Stored data:
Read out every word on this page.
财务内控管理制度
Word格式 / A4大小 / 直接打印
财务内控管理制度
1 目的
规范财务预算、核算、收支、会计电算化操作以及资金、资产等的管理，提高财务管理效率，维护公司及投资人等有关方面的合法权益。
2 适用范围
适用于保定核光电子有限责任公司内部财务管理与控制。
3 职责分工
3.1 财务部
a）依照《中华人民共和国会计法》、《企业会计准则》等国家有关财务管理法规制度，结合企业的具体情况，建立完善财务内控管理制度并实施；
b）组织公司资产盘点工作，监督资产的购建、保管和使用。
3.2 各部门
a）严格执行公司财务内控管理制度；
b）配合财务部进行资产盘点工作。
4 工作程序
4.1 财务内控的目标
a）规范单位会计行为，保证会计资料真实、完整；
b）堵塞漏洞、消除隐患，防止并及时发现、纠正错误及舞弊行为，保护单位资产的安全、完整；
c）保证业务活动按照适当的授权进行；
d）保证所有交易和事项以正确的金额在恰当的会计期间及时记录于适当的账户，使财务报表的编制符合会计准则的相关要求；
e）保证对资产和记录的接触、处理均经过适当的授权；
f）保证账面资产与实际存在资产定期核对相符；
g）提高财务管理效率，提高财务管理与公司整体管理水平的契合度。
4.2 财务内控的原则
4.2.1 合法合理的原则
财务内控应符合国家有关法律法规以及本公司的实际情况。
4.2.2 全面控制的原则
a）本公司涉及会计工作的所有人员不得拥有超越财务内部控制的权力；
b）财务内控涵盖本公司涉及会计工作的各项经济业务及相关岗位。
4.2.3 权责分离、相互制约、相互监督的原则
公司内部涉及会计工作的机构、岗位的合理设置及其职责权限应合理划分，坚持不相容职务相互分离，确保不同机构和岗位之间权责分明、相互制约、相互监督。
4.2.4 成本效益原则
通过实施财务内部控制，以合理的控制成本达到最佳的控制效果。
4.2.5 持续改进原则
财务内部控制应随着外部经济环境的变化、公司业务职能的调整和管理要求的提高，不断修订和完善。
---
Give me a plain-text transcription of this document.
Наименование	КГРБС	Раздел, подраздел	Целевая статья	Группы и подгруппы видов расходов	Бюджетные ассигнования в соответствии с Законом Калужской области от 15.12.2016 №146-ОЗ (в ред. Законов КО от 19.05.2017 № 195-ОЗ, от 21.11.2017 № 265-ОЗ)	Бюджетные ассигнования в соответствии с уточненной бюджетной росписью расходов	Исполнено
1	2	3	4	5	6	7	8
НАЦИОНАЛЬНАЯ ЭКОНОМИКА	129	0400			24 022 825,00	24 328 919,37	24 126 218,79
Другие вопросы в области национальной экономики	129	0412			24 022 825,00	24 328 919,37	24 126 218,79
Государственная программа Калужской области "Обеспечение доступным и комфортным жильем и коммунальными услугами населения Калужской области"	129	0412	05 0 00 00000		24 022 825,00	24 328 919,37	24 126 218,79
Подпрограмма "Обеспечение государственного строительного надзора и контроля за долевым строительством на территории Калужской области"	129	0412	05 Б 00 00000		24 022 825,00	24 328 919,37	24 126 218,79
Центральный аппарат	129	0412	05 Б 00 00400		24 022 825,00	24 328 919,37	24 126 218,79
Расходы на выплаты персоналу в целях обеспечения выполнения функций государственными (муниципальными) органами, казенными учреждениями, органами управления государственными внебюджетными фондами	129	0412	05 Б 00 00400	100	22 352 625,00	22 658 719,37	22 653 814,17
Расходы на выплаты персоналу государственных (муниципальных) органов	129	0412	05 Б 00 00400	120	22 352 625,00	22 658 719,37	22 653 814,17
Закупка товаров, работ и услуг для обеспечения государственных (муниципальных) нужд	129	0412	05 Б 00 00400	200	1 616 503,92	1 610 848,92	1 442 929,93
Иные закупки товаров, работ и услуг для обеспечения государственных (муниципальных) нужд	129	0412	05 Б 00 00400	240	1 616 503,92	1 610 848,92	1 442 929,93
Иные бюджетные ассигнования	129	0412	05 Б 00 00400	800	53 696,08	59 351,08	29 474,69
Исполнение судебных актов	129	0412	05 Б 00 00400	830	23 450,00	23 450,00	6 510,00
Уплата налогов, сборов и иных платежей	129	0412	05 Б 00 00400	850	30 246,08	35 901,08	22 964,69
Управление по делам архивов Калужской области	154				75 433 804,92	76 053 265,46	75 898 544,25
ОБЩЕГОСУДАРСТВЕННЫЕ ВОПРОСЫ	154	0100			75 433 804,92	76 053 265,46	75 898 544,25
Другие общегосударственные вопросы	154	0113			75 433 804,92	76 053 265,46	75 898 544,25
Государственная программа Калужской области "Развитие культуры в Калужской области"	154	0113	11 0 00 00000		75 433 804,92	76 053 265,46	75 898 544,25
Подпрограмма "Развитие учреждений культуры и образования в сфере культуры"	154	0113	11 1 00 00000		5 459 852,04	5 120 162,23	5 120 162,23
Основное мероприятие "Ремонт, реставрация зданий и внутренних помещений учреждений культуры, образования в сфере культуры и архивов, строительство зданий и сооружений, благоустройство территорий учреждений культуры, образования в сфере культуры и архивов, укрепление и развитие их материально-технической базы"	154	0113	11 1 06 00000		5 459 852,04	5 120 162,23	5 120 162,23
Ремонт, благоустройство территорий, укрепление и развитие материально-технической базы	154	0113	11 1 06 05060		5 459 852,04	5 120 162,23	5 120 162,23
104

Short task: Using the material above, copy every line in which the string "материально" occurs.

Task output:
Основное мероприятие "Ремонт, реставрация зданий и внутренних помещений учреждений культуры, образования в сфере культуры и архивов, строительство зданий и сооружений, благоустройство территорий учреждений культуры, образования в сфере культуры и архивов, укрепление и развитие их материально-технической базы"	154	0113	11 1 06 00000		5 459 852,04	5 120 162,23	5 120 162,23
Ремонт, благоустройство территорий, укрепление и развитие материально-технической базы	154	0113	11 1 06 05060		5 459 852,04	5 120 162,23	5 120 162,23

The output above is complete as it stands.